What is the number of lines containing the word "name"? Please answer with that number and nothing more.

[Figure content listings]
- - -
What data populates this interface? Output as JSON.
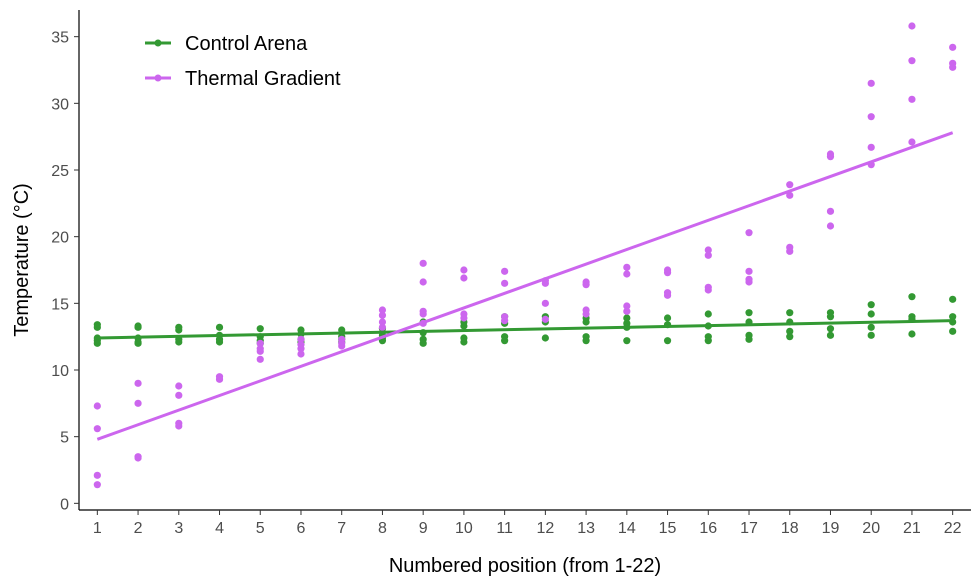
{
  "chart_data": {
    "type": "scatter",
    "title": "",
    "xlabel": "Numbered position (from 1-22)",
    "ylabel": "Temperature (°C)",
    "xlim": [
      0.55,
      22.45
    ],
    "ylim": [
      -0.5,
      37
    ],
    "x_ticks": [
      1,
      2,
      3,
      4,
      5,
      6,
      7,
      8,
      9,
      10,
      11,
      12,
      13,
      14,
      15,
      16,
      17,
      18,
      19,
      20,
      21,
      22
    ],
    "y_ticks": [
      0,
      5,
      10,
      15,
      20,
      25,
      30,
      35
    ],
    "grid": false,
    "legend_position": "top-left",
    "series": [
      {
        "name": "Control Arena",
        "color": "#339933",
        "trend_line": {
          "x": [
            1,
            22
          ],
          "y": [
            12.4,
            13.7
          ]
        },
        "points": [
          [
            1,
            13.4
          ],
          [
            1,
            13.2
          ],
          [
            1,
            12.4
          ],
          [
            1,
            12.2
          ],
          [
            1,
            12.0
          ],
          [
            2,
            13.3
          ],
          [
            2,
            13.2
          ],
          [
            2,
            12.4
          ],
          [
            2,
            12.1
          ],
          [
            2,
            12.0
          ],
          [
            3,
            13.2
          ],
          [
            3,
            13.0
          ],
          [
            3,
            12.3
          ],
          [
            3,
            12.1
          ],
          [
            4,
            13.2
          ],
          [
            4,
            12.6
          ],
          [
            4,
            12.3
          ],
          [
            4,
            12.1
          ],
          [
            5,
            13.1
          ],
          [
            5,
            12.5
          ],
          [
            5,
            12.2
          ],
          [
            5,
            12.0
          ],
          [
            6,
            13.0
          ],
          [
            6,
            12.7
          ],
          [
            6,
            12.3
          ],
          [
            6,
            12.1
          ],
          [
            7,
            13.0
          ],
          [
            7,
            12.5
          ],
          [
            7,
            12.3
          ],
          [
            7,
            12.1
          ],
          [
            8,
            13.1
          ],
          [
            8,
            12.6
          ],
          [
            8,
            12.4
          ],
          [
            8,
            12.2
          ],
          [
            9,
            13.6
          ],
          [
            9,
            12.8
          ],
          [
            9,
            12.3
          ],
          [
            9,
            12.0
          ],
          [
            10,
            13.6
          ],
          [
            10,
            13.3
          ],
          [
            10,
            12.4
          ],
          [
            10,
            12.1
          ],
          [
            11,
            14.0
          ],
          [
            11,
            13.5
          ],
          [
            11,
            12.5
          ],
          [
            11,
            12.2
          ],
          [
            12,
            14.0
          ],
          [
            12,
            13.6
          ],
          [
            12,
            12.4
          ],
          [
            13,
            13.9
          ],
          [
            13,
            13.6
          ],
          [
            13,
            12.5
          ],
          [
            13,
            12.2
          ],
          [
            14,
            13.9
          ],
          [
            14,
            13.5
          ],
          [
            14,
            13.2
          ],
          [
            14,
            12.2
          ],
          [
            15,
            13.9
          ],
          [
            15,
            13.4
          ],
          [
            15,
            12.2
          ],
          [
            16,
            14.2
          ],
          [
            16,
            13.3
          ],
          [
            16,
            12.5
          ],
          [
            16,
            12.2
          ],
          [
            17,
            14.3
          ],
          [
            17,
            13.6
          ],
          [
            17,
            12.6
          ],
          [
            17,
            12.3
          ],
          [
            18,
            14.3
          ],
          [
            18,
            13.6
          ],
          [
            18,
            12.9
          ],
          [
            18,
            12.5
          ],
          [
            19,
            14.3
          ],
          [
            19,
            14.0
          ],
          [
            19,
            13.1
          ],
          [
            19,
            12.6
          ],
          [
            20,
            14.9
          ],
          [
            20,
            14.2
          ],
          [
            20,
            13.2
          ],
          [
            20,
            12.6
          ],
          [
            21,
            15.5
          ],
          [
            21,
            14.0
          ],
          [
            21,
            13.8
          ],
          [
            21,
            12.7
          ],
          [
            22,
            15.3
          ],
          [
            22,
            14.0
          ],
          [
            22,
            13.6
          ],
          [
            22,
            12.9
          ]
        ]
      },
      {
        "name": "Thermal Gradient",
        "color": "#cc66ee",
        "trend_line": {
          "x": [
            1,
            22
          ],
          "y": [
            4.8,
            27.8
          ]
        },
        "points": [
          [
            1,
            7.3
          ],
          [
            1,
            5.6
          ],
          [
            1,
            2.1
          ],
          [
            1,
            1.4
          ],
          [
            2,
            9.0
          ],
          [
            2,
            7.5
          ],
          [
            2,
            3.5
          ],
          [
            2,
            3.4
          ],
          [
            3,
            8.8
          ],
          [
            3,
            8.1
          ],
          [
            3,
            6.0
          ],
          [
            3,
            5.8
          ],
          [
            4,
            9.5
          ],
          [
            4,
            9.3
          ],
          [
            5,
            12.0
          ],
          [
            5,
            11.6
          ],
          [
            5,
            11.4
          ],
          [
            5,
            10.8
          ],
          [
            6,
            12.3
          ],
          [
            6,
            11.9
          ],
          [
            6,
            11.6
          ],
          [
            6,
            11.2
          ],
          [
            7,
            12.3
          ],
          [
            7,
            12.0
          ],
          [
            7,
            11.8
          ],
          [
            8,
            14.5
          ],
          [
            8,
            14.1
          ],
          [
            8,
            13.6
          ],
          [
            8,
            13.2
          ],
          [
            9,
            18.0
          ],
          [
            9,
            16.6
          ],
          [
            9,
            14.4
          ],
          [
            9,
            14.2
          ],
          [
            9,
            13.5
          ],
          [
            10,
            17.5
          ],
          [
            10,
            16.9
          ],
          [
            10,
            14.2
          ],
          [
            10,
            13.9
          ],
          [
            11,
            17.4
          ],
          [
            11,
            16.5
          ],
          [
            11,
            14.0
          ],
          [
            11,
            13.7
          ],
          [
            12,
            16.7
          ],
          [
            12,
            16.5
          ],
          [
            12,
            15.0
          ],
          [
            12,
            13.8
          ],
          [
            13,
            16.6
          ],
          [
            13,
            16.4
          ],
          [
            13,
            14.5
          ],
          [
            13,
            14.2
          ],
          [
            14,
            17.7
          ],
          [
            14,
            17.2
          ],
          [
            14,
            14.8
          ],
          [
            14,
            14.4
          ],
          [
            15,
            17.5
          ],
          [
            15,
            17.3
          ],
          [
            15,
            15.8
          ],
          [
            15,
            15.6
          ],
          [
            16,
            19.0
          ],
          [
            16,
            18.6
          ],
          [
            16,
            16.2
          ],
          [
            16,
            16.0
          ],
          [
            17,
            20.3
          ],
          [
            17,
            17.4
          ],
          [
            17,
            16.8
          ],
          [
            17,
            16.6
          ],
          [
            18,
            23.9
          ],
          [
            18,
            23.1
          ],
          [
            18,
            19.2
          ],
          [
            18,
            18.9
          ],
          [
            19,
            26.2
          ],
          [
            19,
            26.0
          ],
          [
            19,
            21.9
          ],
          [
            19,
            20.8
          ],
          [
            20,
            31.5
          ],
          [
            20,
            29.0
          ],
          [
            20,
            26.7
          ],
          [
            20,
            25.4
          ],
          [
            21,
            35.8
          ],
          [
            21,
            33.2
          ],
          [
            21,
            30.3
          ],
          [
            21,
            27.1
          ],
          [
            22,
            34.2
          ],
          [
            22,
            33.0
          ],
          [
            22,
            32.7
          ]
        ]
      }
    ]
  }
}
- - -
_RESPONSE FOR THIS EXERCISE_: 2